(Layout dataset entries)
• • • •
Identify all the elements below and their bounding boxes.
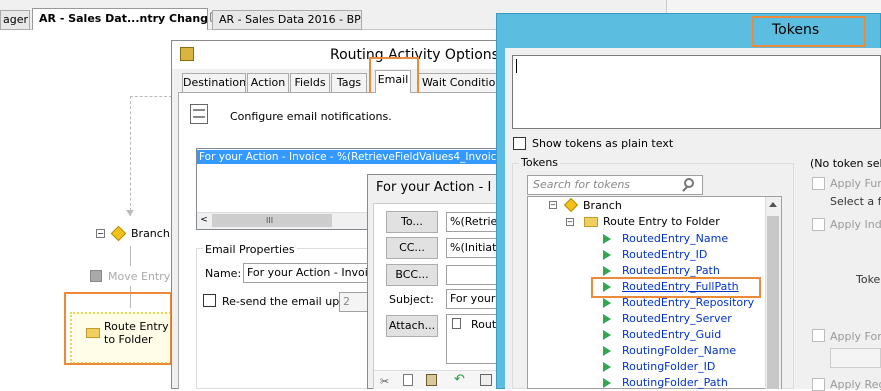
token-arrow-icon: [603, 250, 611, 260]
tab-manager[interactable]: ager: [0, 10, 30, 30]
cc-button[interactable]: CC...: [386, 237, 438, 259]
token-item[interactable]: RoutedEntry_Path: [622, 264, 720, 277]
tree-route-folder-icon: [584, 217, 598, 227]
move-entry-icon: [90, 270, 102, 282]
token-arrow-icon: [603, 346, 611, 356]
undo-icon[interactable]: ↶: [454, 372, 465, 387]
tab-wait-conditions[interactable]: Wait Conditions: [418, 73, 500, 93]
tree-route-entry[interactable]: Route Entry to Folder: [603, 215, 720, 228]
token-arrow-icon: [603, 234, 611, 244]
tree-branch[interactable]: Branch: [583, 199, 622, 212]
apply-format-label: Apply Form: [830, 330, 881, 343]
tree-scroll-thumb[interactable]: [767, 216, 779, 389]
cut-icon[interactable]: ✂: [380, 375, 389, 388]
token-item[interactable]: RoutedEntry_ID: [622, 248, 707, 261]
format-input[interactable]: [830, 348, 881, 368]
scroll-up-icon[interactable]: [769, 202, 777, 207]
email-properties-label: Email Properties: [203, 243, 297, 256]
token-arrow-icon: [603, 314, 611, 324]
apply-function-checkbox[interactable]: [812, 177, 825, 190]
name-input[interactable]: For your Action - Invoice -: [243, 263, 373, 283]
to-button[interactable]: To...: [386, 211, 438, 233]
resend-label: Re-send the email up to: [222, 295, 354, 308]
apply-index-label: Apply Index: [830, 218, 881, 231]
email-icon-lines: [193, 109, 205, 118]
tab-fields[interactable]: Fields: [290, 73, 330, 93]
flow-connector-dashed: [130, 96, 172, 97]
apply-function-label: Apply Func: [830, 177, 881, 190]
highlight-route-entry: [64, 292, 172, 365]
paste-icon[interactable]: [426, 374, 437, 386]
token-item[interactable]: RoutingFolder_Name: [622, 344, 736, 357]
attachment-name: Rout: [471, 318, 497, 331]
routing-app-icon: [180, 47, 194, 61]
tree-collapse-route-icon[interactable]: −: [566, 218, 574, 226]
flow-line: [130, 246, 131, 266]
token-search-placeholder: Search for tokens: [533, 178, 631, 191]
flow-connector-dashed-vertical: [130, 96, 131, 216]
tab-destination[interactable]: Destination: [182, 73, 246, 93]
tab-ar-sales-2016-bpm[interactable]: AR - Sales Data 2016 - BPM: [212, 10, 362, 30]
token-item[interactable]: RoutingFolder_Path: [622, 376, 728, 389]
highlight-tokens-title: [752, 16, 866, 47]
apply-regex-label: Apply Regu: [830, 378, 881, 391]
attachment-file-icon: [452, 318, 461, 329]
tokens-group-label: Tokens: [519, 156, 561, 169]
token-label: Toke: [856, 273, 881, 286]
apply-format-checkbox[interactable]: [812, 329, 825, 342]
apply-regex-checkbox[interactable]: [812, 378, 825, 391]
text-caret: [516, 59, 517, 73]
activity-move-entry[interactable]: Move Entry 6: [108, 270, 174, 283]
tab-action[interactable]: Action: [247, 73, 289, 93]
name-label: Name:: [205, 267, 242, 280]
token-item[interactable]: RoutingFolder_ID: [622, 360, 715, 373]
insert-token-icon[interactable]: [480, 374, 492, 386]
subject-label: Subject:: [389, 293, 434, 306]
apply-index-checkbox[interactable]: [812, 218, 825, 231]
tree-collapse-branch-icon[interactable]: −: [549, 201, 557, 209]
token-expression-input[interactable]: [512, 55, 881, 129]
highlight-fullpath-token: [591, 277, 761, 298]
token-arrow-icon: [603, 362, 611, 372]
token-arrow-icon: [603, 266, 611, 276]
tab-tags[interactable]: Tags: [331, 73, 367, 93]
token-arrow-icon: [603, 298, 611, 308]
copy-icon[interactable]: [403, 374, 413, 386]
resend-checkbox[interactable]: [203, 294, 216, 307]
collapse-icon[interactable]: −: [96, 229, 105, 238]
plain-text-label: Show tokens as plain text: [532, 137, 674, 150]
email-dialog-title: For your Action - I: [376, 180, 492, 195]
bcc-button[interactable]: BCC...: [386, 264, 438, 286]
scroll-left-icon[interactable]: <: [198, 214, 210, 227]
select-function-label: Select a fu: [830, 195, 881, 208]
token-item[interactable]: RoutedEntry_Name: [622, 232, 728, 245]
attach-button[interactable]: Attach...: [386, 315, 438, 337]
description-text: Configure email notifications.: [230, 110, 392, 123]
scroll-grip: III: [266, 216, 274, 225]
email-list-item-selected[interactable]: For your Action - Invoice - %(RetrieveFi…: [197, 150, 502, 164]
token-item[interactable]: RoutedEntry_Guid: [622, 328, 721, 341]
no-token-selected-label: (No token select: [810, 157, 881, 170]
token-arrow-icon: [603, 378, 611, 388]
activity-branch[interactable]: Branch: [131, 227, 170, 240]
plain-text-checkbox[interactable]: [513, 137, 526, 150]
token-arrow-icon: [603, 330, 611, 340]
token-item[interactable]: RoutedEntry_Server: [622, 312, 732, 325]
tab-ar-sales-entry-changed[interactable]: AR - Sales Dat...ntry Changed: [32, 8, 208, 30]
connector-arrow-icon: [126, 210, 134, 216]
• • • •
**WHAT IS NEEDED**
Count the lines of the records that contain the string "selected", treating uppercase and lowercase as different. Reply with the number alone.

**OUTPUT OF THE TASK**
2